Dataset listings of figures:
---
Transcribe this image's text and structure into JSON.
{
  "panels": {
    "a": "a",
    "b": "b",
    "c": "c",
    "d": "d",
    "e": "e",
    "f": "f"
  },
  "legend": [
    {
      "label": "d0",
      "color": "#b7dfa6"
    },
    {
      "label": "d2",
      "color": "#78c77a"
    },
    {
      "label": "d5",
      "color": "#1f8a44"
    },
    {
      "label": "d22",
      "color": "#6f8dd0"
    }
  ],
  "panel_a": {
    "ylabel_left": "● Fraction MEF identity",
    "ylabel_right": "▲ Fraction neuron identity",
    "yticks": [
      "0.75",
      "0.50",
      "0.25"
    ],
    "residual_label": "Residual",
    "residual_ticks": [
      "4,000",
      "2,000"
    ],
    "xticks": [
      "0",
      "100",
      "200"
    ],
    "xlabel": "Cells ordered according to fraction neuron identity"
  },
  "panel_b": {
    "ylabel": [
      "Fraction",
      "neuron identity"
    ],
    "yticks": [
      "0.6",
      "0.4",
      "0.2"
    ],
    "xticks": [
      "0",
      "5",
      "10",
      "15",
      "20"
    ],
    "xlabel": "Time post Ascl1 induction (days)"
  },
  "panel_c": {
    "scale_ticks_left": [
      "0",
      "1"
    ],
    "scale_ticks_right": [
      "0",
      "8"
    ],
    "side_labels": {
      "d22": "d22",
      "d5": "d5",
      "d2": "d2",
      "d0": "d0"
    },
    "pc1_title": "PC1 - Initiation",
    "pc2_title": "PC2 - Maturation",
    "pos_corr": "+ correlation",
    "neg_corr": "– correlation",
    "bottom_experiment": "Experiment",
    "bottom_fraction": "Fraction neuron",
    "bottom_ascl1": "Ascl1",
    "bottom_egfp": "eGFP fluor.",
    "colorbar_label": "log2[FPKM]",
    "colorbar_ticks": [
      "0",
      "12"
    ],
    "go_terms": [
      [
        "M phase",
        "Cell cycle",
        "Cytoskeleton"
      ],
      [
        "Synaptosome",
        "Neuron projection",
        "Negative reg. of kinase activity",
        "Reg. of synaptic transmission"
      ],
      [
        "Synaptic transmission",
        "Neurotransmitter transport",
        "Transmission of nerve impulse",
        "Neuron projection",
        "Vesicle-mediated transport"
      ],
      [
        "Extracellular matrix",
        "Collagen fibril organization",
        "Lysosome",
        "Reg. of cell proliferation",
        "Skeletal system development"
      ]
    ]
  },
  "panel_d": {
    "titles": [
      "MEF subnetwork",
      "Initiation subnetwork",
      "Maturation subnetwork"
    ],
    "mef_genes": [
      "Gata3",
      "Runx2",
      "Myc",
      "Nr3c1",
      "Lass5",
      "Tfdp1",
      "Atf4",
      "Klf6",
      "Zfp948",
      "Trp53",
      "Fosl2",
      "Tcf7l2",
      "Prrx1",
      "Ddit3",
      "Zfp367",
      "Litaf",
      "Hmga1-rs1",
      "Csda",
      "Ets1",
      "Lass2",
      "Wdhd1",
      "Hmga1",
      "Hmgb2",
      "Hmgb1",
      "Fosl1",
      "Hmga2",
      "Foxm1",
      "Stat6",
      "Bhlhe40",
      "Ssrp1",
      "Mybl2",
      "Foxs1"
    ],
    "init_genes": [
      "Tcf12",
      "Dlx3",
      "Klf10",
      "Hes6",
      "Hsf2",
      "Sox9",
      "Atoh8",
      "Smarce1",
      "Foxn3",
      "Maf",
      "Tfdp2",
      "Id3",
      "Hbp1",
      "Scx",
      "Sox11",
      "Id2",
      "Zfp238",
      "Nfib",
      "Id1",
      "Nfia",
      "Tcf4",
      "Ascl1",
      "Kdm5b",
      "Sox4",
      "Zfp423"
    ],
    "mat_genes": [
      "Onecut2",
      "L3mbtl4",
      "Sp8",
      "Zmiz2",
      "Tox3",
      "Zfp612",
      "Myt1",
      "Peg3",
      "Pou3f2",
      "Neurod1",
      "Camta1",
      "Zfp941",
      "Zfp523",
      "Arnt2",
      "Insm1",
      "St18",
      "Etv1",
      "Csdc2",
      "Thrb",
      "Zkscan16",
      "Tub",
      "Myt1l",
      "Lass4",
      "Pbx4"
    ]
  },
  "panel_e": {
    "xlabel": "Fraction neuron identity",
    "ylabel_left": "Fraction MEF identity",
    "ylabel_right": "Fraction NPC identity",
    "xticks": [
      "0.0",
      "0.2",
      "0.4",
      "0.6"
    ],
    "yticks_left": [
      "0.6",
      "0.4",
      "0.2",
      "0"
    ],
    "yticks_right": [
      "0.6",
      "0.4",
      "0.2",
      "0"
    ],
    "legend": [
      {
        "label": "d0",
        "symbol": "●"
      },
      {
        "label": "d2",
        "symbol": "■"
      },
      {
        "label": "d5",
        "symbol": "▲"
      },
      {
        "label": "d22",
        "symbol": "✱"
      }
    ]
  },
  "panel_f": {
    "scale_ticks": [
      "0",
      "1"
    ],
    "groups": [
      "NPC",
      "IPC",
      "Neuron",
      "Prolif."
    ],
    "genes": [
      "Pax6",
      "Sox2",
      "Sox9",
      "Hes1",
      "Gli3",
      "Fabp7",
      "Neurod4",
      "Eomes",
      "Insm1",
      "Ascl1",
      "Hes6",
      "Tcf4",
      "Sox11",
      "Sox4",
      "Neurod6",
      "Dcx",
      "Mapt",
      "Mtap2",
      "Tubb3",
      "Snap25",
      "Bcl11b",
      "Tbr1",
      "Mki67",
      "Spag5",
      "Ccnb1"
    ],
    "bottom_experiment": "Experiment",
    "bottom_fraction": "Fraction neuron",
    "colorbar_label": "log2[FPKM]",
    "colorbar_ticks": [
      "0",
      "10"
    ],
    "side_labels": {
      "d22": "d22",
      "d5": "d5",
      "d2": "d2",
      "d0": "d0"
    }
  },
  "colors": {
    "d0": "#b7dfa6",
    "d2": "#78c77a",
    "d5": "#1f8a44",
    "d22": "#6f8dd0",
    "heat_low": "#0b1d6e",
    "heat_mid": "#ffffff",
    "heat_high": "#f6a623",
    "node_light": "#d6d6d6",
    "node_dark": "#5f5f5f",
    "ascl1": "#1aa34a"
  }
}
---
For each entry above, write out an exact copy.

Transcribe this image's text and structure into JSON.
{
  "panels": {
    "a": "a",
    "b": "b",
    "c": "c",
    "d": "d",
    "e": "e",
    "f": "f"
  },
  "legend": [
    {
      "label": "d0",
      "color": "#b7dfa6"
    },
    {
      "label": "d2",
      "color": "#78c77a"
    },
    {
      "label": "d5",
      "color": "#1f8a44"
    },
    {
      "label": "d22",
      "color": "#6f8dd0"
    }
  ],
  "panel_a": {
    "ylabel_left": "● Fraction MEF identity",
    "ylabel_right": "▲ Fraction neuron identity",
    "yticks": [
      "0.75",
      "0.50",
      "0.25"
    ],
    "residual_label": "Residual",
    "residual_ticks": [
      "4,000",
      "2,000"
    ],
    "xticks": [
      "0",
      "100",
      "200"
    ],
    "xlabel": "Cells ordered according to fraction neuron identity"
  },
  "panel_b": {
    "ylabel": [
      "Fraction",
      "neuron identity"
    ],
    "yticks": [
      "0.6",
      "0.4",
      "0.2"
    ],
    "xticks": [
      "0",
      "5",
      "10",
      "15",
      "20"
    ],
    "xlabel": "Time post Ascl1 induction (days)"
  },
  "panel_c": {
    "scale_ticks_left": [
      "0",
      "1"
    ],
    "scale_ticks_right": [
      "0",
      "8"
    ],
    "side_labels": {
      "d22": "d22",
      "d5": "d5",
      "d2": "d2",
      "d0": "d0"
    },
    "pc1_title": "PC1 - Initiation",
    "pc2_title": "PC2 - Maturation",
    "pos_corr": "+ correlation",
    "neg_corr": "– correlation",
    "bottom_experiment": "Experiment",
    "bottom_fraction": "Fraction neuron",
    "bottom_ascl1": "Ascl1",
    "bottom_egfp": "eGFP fluor.",
    "colorbar_label": "log2[FPKM]",
    "colorbar_ticks": [
      "0",
      "12"
    ],
    "go_terms": [
      [
        "M phase",
        "Cell cycle",
        "Cytoskeleton"
      ],
      [
        "Synaptosome",
        "Neuron projection",
        "Negative reg. of kinase activity",
        "Reg. of synaptic transmission"
      ],
      [
        "Synaptic transmission",
        "Neurotransmitter transport",
        "Transmission of nerve impulse",
        "Neuron projection",
        "Vesicle-mediated transport"
      ],
      [
        "Extracellular matrix",
        "Collagen fibril organization",
        "Lysosome",
        "Reg. of cell proliferation",
        "Skeletal system development"
      ]
    ]
  },
  "panel_d": {
    "titles": [
      "MEF subnetwork",
      "Initiation subnetwork",
      "Maturation subnetwork"
    ],
    "mef_genes": [
      "Gata3",
      "Runx2",
      "Myc",
      "Nr3c1",
      "Lass5",
      "Tfdp1",
      "Atf4",
      "Klf6",
      "Zfp948",
      "Trp53",
      "Fosl2",
      "Tcf7l2",
      "Prrx1",
      "Ddit3",
      "Zfp367",
      "Litaf",
      "Hmga1-rs1",
      "Csda",
      "Ets1",
      "Lass2",
      "Wdhd1",
      "Hmga1",
      "Hmgb2",
      "Hmgb1",
      "Fosl1",
      "Hmga2",
      "Foxm1",
      "Stat6",
      "Bhlhe40",
      "Ssrp1",
      "Mybl2",
      "Foxs1"
    ],
    "init_genes": [
      "Tcf12",
      "Dlx3",
      "Klf10",
      "Hes6",
      "Hsf2",
      "Sox9",
      "Atoh8",
      "Smarce1",
      "Foxn3",
      "Maf",
      "Tfdp2",
      "Id3",
      "Hbp1",
      "Scx",
      "Sox11",
      "Id2",
      "Zfp238",
      "Nfib",
      "Id1",
      "Nfia",
      "Tcf4",
      "Ascl1",
      "Kdm5b",
      "Sox4",
      "Zfp423"
    ],
    "mat_genes": [
      "Onecut2",
      "L3mbtl4",
      "Sp8",
      "Zmiz2",
      "Tox3",
      "Zfp612",
      "Myt1",
      "Peg3",
      "Pou3f2",
      "Neurod1",
      "Camta1",
      "Zfp941",
      "Zfp523",
      "Arnt2",
      "Insm1",
      "St18",
      "Etv1",
      "Csdc2",
      "Thrb",
      "Zkscan16",
      "Tub",
      "Myt1l",
      "Lass4",
      "Pbx4"
    ]
  },
  "panel_e": {
    "xlabel": "Fraction neuron identity",
    "ylabel_left": "Fraction MEF identity",
    "ylabel_right": "Fraction NPC identity",
    "xticks": [
      "0.0",
      "0.2",
      "0.4",
      "0.6"
    ],
    "yticks_left": [
      "0.6",
      "0.4",
      "0.2",
      "0"
    ],
    "yticks_right": [
      "0.6",
      "0.4",
      "0.2",
      "0"
    ],
    "legend": [
      {
        "label": "d0",
        "symbol": "●"
      },
      {
        "label": "d2",
        "symbol": "■"
      },
      {
        "label": "d5",
        "symbol": "▲"
      },
      {
        "label": "d22",
        "symbol": "✱"
      }
    ]
  },
  "panel_f": {
    "scale_ticks": [
      "0",
      "1"
    ],
    "groups": [
      "NPC",
      "IPC",
      "Neuron",
      "Prolif."
    ],
    "genes": [
      "Pax6",
      "Sox2",
      "Sox9",
      "Hes1",
      "Gli3",
      "Fabp7",
      "Neurod4",
      "Eomes",
      "Insm1",
      "Ascl1",
      "Hes6",
      "Tcf4",
      "Sox11",
      "Sox4",
      "Neurod6",
      "Dcx",
      "Mapt",
      "Mtap2",
      "Tubb3",
      "Snap25",
      "Bcl11b",
      "Tbr1",
      "Mki67",
      "Spag5",
      "Ccnb1"
    ],
    "bottom_experiment": "Experiment",
    "bottom_fraction": "Fraction neuron",
    "colorbar_label": "log2[FPKM]",
    "colorbar_ticks": [
      "0",
      "10"
    ],
    "side_labels": {
      "d22": "d22",
      "d5": "d5",
      "d2": "d2",
      "d0": "d0"
    }
  },
  "colors": {
    "d0": "#b7dfa6",
    "d2": "#78c77a",
    "d5": "#1f8a44",
    "d22": "#6f8dd0",
    "heat_low": "#0b1d6e",
    "heat_mid": "#ffffff",
    "heat_high": "#f6a623",
    "node_light": "#d6d6d6",
    "node_dark": "#5f5f5f",
    "ascl1": "#1aa34a"
  }
}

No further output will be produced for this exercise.